What you should do
Look through the records below and collect all lines that hold the string "Roeun".

--- Start ---

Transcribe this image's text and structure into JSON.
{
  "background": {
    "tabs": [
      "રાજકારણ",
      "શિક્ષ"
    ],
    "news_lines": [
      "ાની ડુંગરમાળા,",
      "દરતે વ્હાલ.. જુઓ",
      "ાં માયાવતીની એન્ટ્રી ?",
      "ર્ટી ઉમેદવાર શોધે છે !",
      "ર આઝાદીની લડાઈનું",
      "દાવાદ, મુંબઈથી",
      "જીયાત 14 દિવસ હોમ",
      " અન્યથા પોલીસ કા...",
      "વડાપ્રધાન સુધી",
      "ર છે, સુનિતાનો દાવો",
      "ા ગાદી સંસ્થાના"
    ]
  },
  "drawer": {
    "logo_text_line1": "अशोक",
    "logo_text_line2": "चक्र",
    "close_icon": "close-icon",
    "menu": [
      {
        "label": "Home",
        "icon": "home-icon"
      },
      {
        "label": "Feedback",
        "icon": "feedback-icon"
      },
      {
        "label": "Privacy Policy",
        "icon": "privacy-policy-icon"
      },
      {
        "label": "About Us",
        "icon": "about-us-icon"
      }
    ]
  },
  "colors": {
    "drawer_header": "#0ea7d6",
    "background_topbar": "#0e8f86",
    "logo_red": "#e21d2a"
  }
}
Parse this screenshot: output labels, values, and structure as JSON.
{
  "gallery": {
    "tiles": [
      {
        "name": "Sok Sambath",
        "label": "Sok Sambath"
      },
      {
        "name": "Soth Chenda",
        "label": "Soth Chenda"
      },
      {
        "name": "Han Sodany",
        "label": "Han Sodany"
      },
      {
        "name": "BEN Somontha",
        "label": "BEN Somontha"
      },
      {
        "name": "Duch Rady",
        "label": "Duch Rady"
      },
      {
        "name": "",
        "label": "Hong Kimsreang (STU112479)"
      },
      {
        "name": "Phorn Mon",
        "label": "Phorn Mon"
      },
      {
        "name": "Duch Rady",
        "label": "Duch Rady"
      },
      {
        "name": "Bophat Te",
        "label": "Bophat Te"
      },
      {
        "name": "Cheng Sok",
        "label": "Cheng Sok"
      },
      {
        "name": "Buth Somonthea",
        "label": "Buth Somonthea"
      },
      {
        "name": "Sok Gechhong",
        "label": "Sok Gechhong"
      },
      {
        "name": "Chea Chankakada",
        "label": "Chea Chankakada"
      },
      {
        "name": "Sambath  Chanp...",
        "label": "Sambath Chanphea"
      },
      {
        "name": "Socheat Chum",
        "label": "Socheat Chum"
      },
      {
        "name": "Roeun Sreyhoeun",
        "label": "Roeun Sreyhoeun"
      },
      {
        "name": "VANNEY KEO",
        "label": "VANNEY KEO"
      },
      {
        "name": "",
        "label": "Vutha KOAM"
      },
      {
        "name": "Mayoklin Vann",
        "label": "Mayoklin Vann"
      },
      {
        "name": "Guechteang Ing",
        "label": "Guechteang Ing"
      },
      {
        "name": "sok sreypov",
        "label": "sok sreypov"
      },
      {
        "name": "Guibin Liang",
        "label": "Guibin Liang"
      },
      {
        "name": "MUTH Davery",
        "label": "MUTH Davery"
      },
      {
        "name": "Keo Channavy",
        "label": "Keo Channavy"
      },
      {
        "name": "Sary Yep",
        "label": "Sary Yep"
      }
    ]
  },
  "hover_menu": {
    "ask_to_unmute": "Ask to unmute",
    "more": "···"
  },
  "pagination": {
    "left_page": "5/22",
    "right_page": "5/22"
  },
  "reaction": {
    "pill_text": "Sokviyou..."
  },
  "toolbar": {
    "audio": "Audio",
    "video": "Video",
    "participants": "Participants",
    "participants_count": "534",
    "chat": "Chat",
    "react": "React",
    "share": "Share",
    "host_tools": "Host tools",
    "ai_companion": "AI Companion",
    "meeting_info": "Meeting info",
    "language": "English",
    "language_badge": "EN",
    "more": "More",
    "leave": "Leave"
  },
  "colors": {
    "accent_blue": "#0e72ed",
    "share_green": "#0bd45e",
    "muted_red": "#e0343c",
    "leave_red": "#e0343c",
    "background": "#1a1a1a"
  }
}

--- End ---

Correct answer
        "name": "Roeun Sreyhoeun",
        "label": "Roeun Sreyhoeun"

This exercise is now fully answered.